> Data records:
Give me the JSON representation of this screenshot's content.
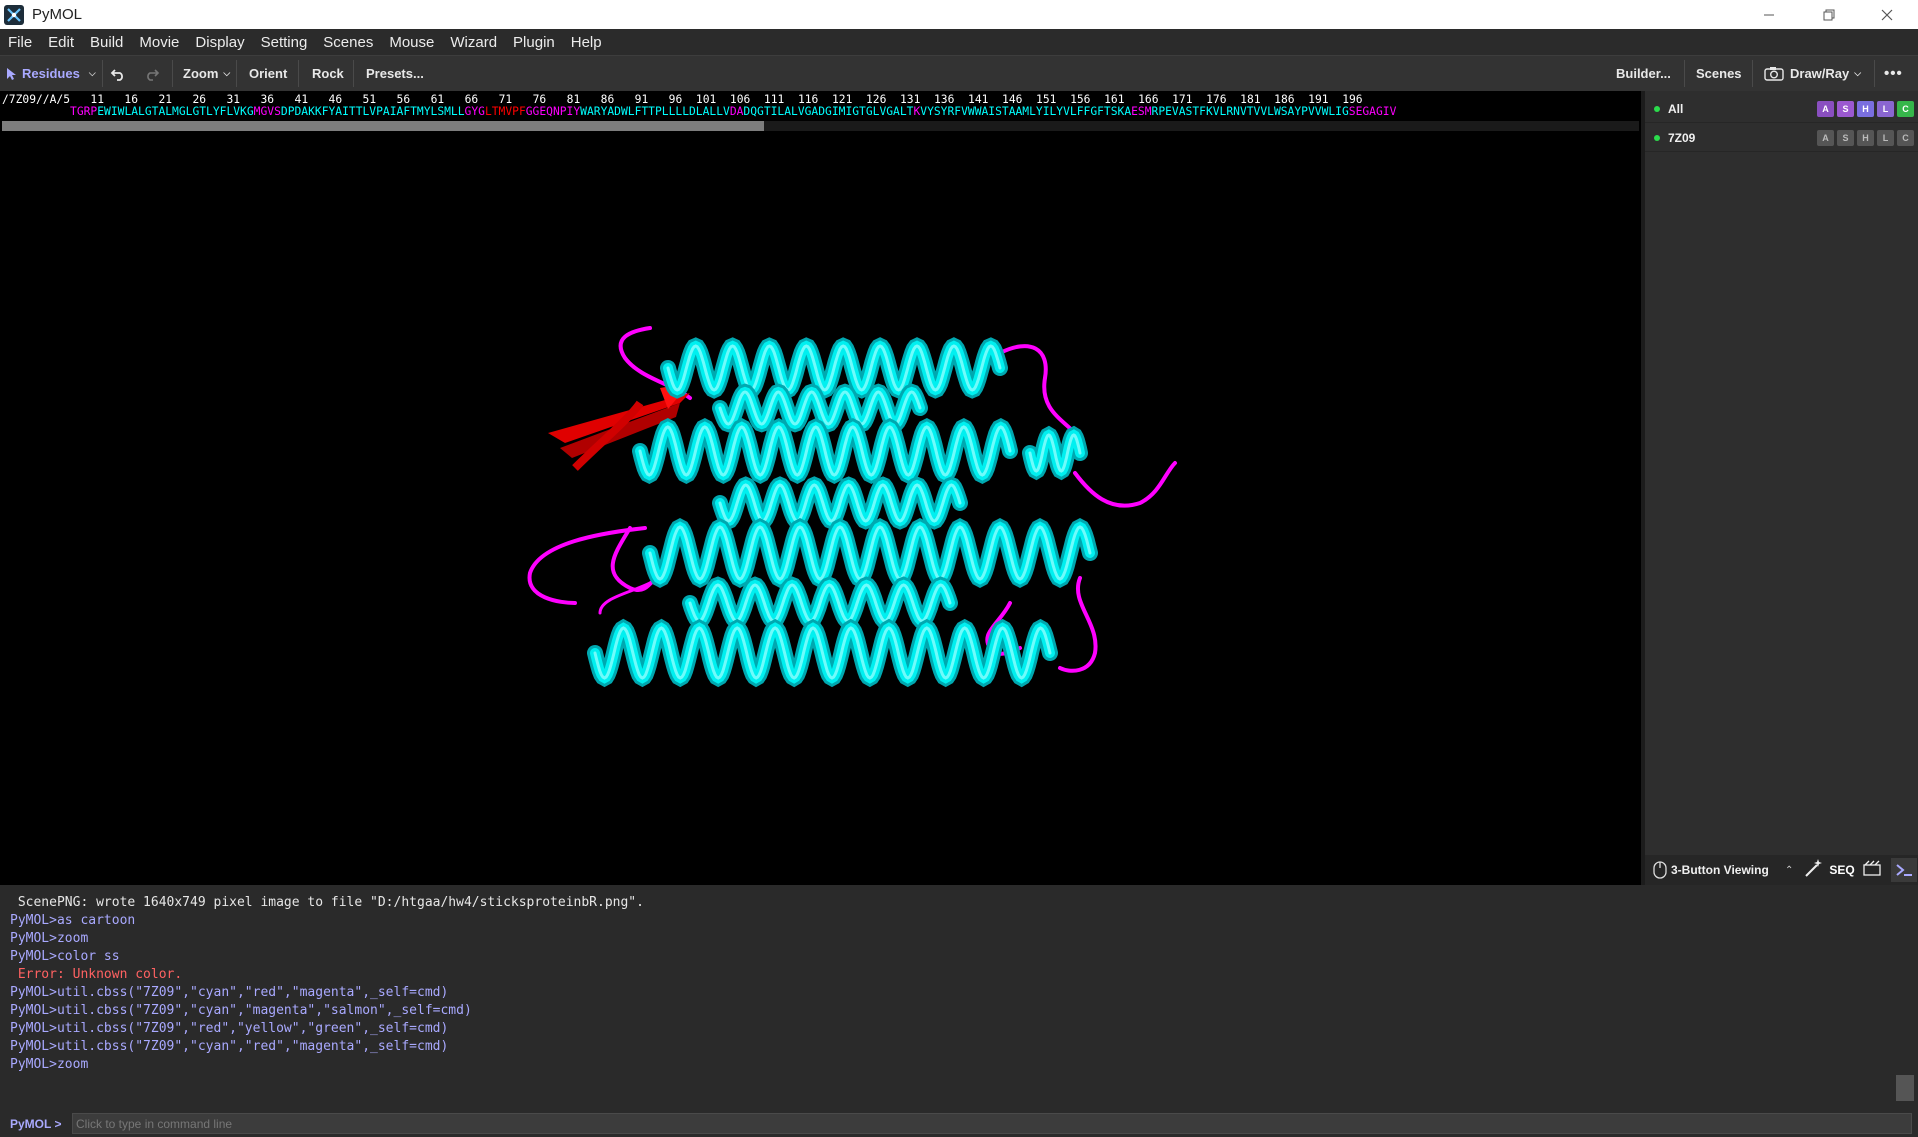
{
  "window": {
    "title": "PyMOL",
    "controls": [
      "minimize-icon",
      "restore-icon",
      "close-icon"
    ]
  },
  "menubar": {
    "items": [
      "File",
      "Edit",
      "Build",
      "Movie",
      "Display",
      "Setting",
      "Scenes",
      "Mouse",
      "Wizard",
      "Plugin",
      "Help"
    ]
  },
  "toolbar": {
    "residues_label": "Residues",
    "zoom_label": "Zoom",
    "orient_label": "Orient",
    "rock_label": "Rock",
    "presets_label": "Presets...",
    "builder_label": "Builder...",
    "scenes_label": "Scenes",
    "drawray_label": "Draw/Ray",
    "more_label": "•••"
  },
  "sequence": {
    "chain_label": "/7Z09//A/5",
    "numbers": [
      "11",
      "16",
      "21",
      "26",
      "31",
      "36",
      "41",
      "46",
      "51",
      "56",
      "61",
      "66",
      "71",
      "76",
      "81",
      "86",
      "91",
      "96",
      "101",
      "106",
      "111",
      "116",
      "121",
      "126",
      "131",
      "136",
      "141",
      "146",
      "151",
      "156",
      "161",
      "166",
      "171",
      "176",
      "181",
      "186",
      "191",
      "196"
    ],
    "segments": [
      {
        "text": "TGRP",
        "color": "#ff00ff"
      },
      {
        "text": "EWIWLALGTALMGLGTLYFLVKG",
        "color": "#00ffff"
      },
      {
        "text": "MGVS",
        "color": "#ff00ff"
      },
      {
        "text": "DPDAKKFYAITTLVPAIAFTMYLSMLL",
        "color": "#00ffff"
      },
      {
        "text": "GYG",
        "color": "#ff00ff"
      },
      {
        "text": "LTMVPF",
        "color": "#ff0000"
      },
      {
        "text": "GGEQNPIY",
        "color": "#ff00ff"
      },
      {
        "text": "WARYADWLFTTPLLLLDLALLV",
        "color": "#00ffff"
      },
      {
        "text": "DA",
        "color": "#ff00ff"
      },
      {
        "text": "DQGTILALVGADGIMIGTGLVGALT",
        "color": "#00ffff"
      },
      {
        "text": "K",
        "color": "#ff00ff"
      },
      {
        "text": "VYSYRFVWWAISTAAMLYILYVLFFGFTSKA",
        "color": "#00ffff"
      },
      {
        "text": "ESM",
        "color": "#ff00ff"
      },
      {
        "text": "RPEVASTFKVLRNVTVVLWSAYPVVWLIG",
        "color": "#00ffff"
      },
      {
        "text": "SEGAGIV",
        "color": "#ff00ff"
      }
    ]
  },
  "objects": [
    {
      "name": "All",
      "buttons": [
        "A",
        "S",
        "H",
        "L",
        "C"
      ]
    },
    {
      "name": "7Z09",
      "buttons": [
        "A",
        "S",
        "H",
        "L",
        "C"
      ]
    }
  ],
  "colors": {
    "btn_A": "#8a4fc0",
    "btn_S": "#9b59d0",
    "btn_H": "#7a6fe0",
    "btn_L": "#8a66d0",
    "btn_C": "#36b64a",
    "helix": "#00ffff",
    "sheet": "#ff0000",
    "loop": "#ff00ff",
    "accent": "#a9a9ff"
  },
  "bottom_panel": {
    "mouse_mode": "3-Button Viewing",
    "seq_label": "SEQ"
  },
  "console": {
    "lines": [
      {
        "type": "out",
        "text": " ScenePNG: wrote 1640x749 pixel image to file \"D:/htgaa/hw4/sticksproteinbR.png\"."
      },
      {
        "type": "cmd",
        "text": "PyMOL>as cartoon"
      },
      {
        "type": "cmd",
        "text": "PyMOL>zoom"
      },
      {
        "type": "cmd",
        "text": "PyMOL>color ss"
      },
      {
        "type": "err",
        "text": " Error: Unknown color."
      },
      {
        "type": "cmd",
        "text": "PyMOL>util.cbss(\"7Z09\",\"cyan\",\"red\",\"magenta\",_self=cmd)"
      },
      {
        "type": "cmd",
        "text": "PyMOL>util.cbss(\"7Z09\",\"cyan\",\"magenta\",\"salmon\",_self=cmd)"
      },
      {
        "type": "cmd",
        "text": "PyMOL>util.cbss(\"7Z09\",\"red\",\"yellow\",\"green\",_self=cmd)"
      },
      {
        "type": "cmd",
        "text": "PyMOL>util.cbss(\"7Z09\",\"cyan\",\"red\",\"magenta\",_self=cmd)"
      },
      {
        "type": "cmd",
        "text": "PyMOL>zoom"
      }
    ]
  },
  "cmdline": {
    "prompt": "PyMOL >",
    "placeholder": "Click to type in command line"
  }
}
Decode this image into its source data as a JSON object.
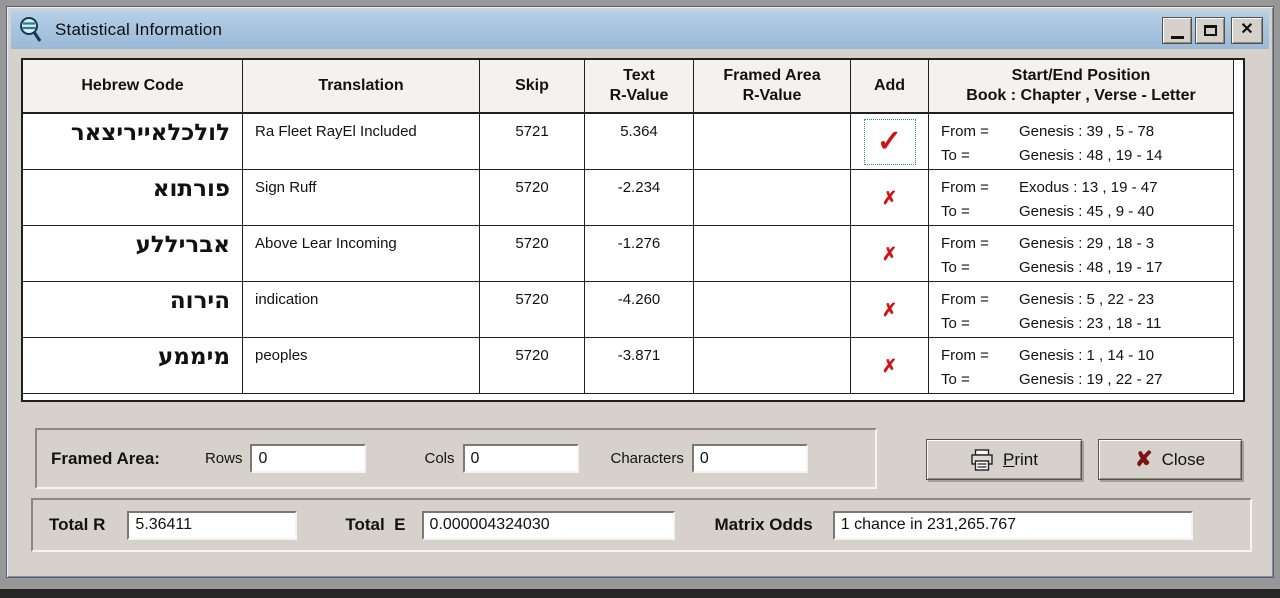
{
  "window": {
    "title": "Statistical Information",
    "close_glyph": "✕"
  },
  "table": {
    "headers": [
      {
        "line1": "Hebrew Code"
      },
      {
        "line1": "Translation"
      },
      {
        "line1": "Skip"
      },
      {
        "line1": "Text",
        "line2": "R-Value"
      },
      {
        "line1": "Framed Area",
        "line2": "R-Value"
      },
      {
        "line1": "Add"
      },
      {
        "line1": "Start/End Position",
        "line2": "Book : Chapter , Verse - Letter"
      }
    ],
    "from_label": "From =",
    "to_label": "To =",
    "rows": [
      {
        "hebrew": "ראצירייאלכלול",
        "translation": "Ra Fleet RayEl Included",
        "skip": "5721",
        "text_r": "5.364",
        "framed_r": "",
        "add": "checked",
        "from": "Genesis : 39 , 5 - 78",
        "to": "Genesis : 48 , 19 - 14"
      },
      {
        "hebrew": "אותרופ",
        "translation": "Sign Ruff",
        "skip": "5720",
        "text_r": "-2.234",
        "framed_r": "",
        "add": "crossed",
        "from": "Exodus : 13 , 19 - 47",
        "to": "Genesis : 45 , 9 - 40"
      },
      {
        "hebrew": "עללירבא",
        "translation": "Above Lear Incoming",
        "skip": "5720",
        "text_r": "-1.276",
        "framed_r": "",
        "add": "crossed",
        "from": "Genesis : 29 , 18 - 3",
        "to": "Genesis : 48 , 19 - 17"
      },
      {
        "hebrew": "הוריה",
        "translation": "indication",
        "skip": "5720",
        "text_r": "-4.260",
        "framed_r": "",
        "add": "crossed",
        "from": "Genesis : 5 , 22 - 23",
        "to": "Genesis : 23 , 18 - 11"
      },
      {
        "hebrew": "עממימ",
        "translation": "peoples",
        "skip": "5720",
        "text_r": "-3.871",
        "framed_r": "",
        "add": "crossed",
        "from": "Genesis : 1 , 14 - 10",
        "to": "Genesis : 19 , 22 - 27"
      }
    ]
  },
  "icons": {
    "check": "✓",
    "cross": "✗",
    "close_button": "✘"
  },
  "framed_area": {
    "label": "Framed Area:",
    "rows_label": "Rows",
    "rows_value": "0",
    "cols_label": "Cols",
    "cols_value": "0",
    "characters_label": "Characters",
    "characters_value": "0"
  },
  "actions": {
    "print_initial": "P",
    "print_rest": "rint",
    "close_label": "Close"
  },
  "totals": {
    "total_r_label": "Total R",
    "total_r_value": "5.36411",
    "total_e_label": "Total  E",
    "total_e_value": "0.000004324030",
    "matrix_odds_label": "Matrix Odds",
    "matrix_odds_value": "1 chance in 231,265.767"
  },
  "colors": {
    "titlebar": "#a9c4de",
    "accent_red": "#cf1414",
    "close_x": "#7d1113",
    "focus_teal": "#2f8f8f"
  }
}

> Exercise objective: From the data, list each line in which the string "image" appears.

> Exercise response:
        "text": " ScenePNG: wrote 1640x749 pixel image to file \"D:/htgaa/hw4/sticksproteinbR.png\"."
Decode this image into its source data as a JSON object.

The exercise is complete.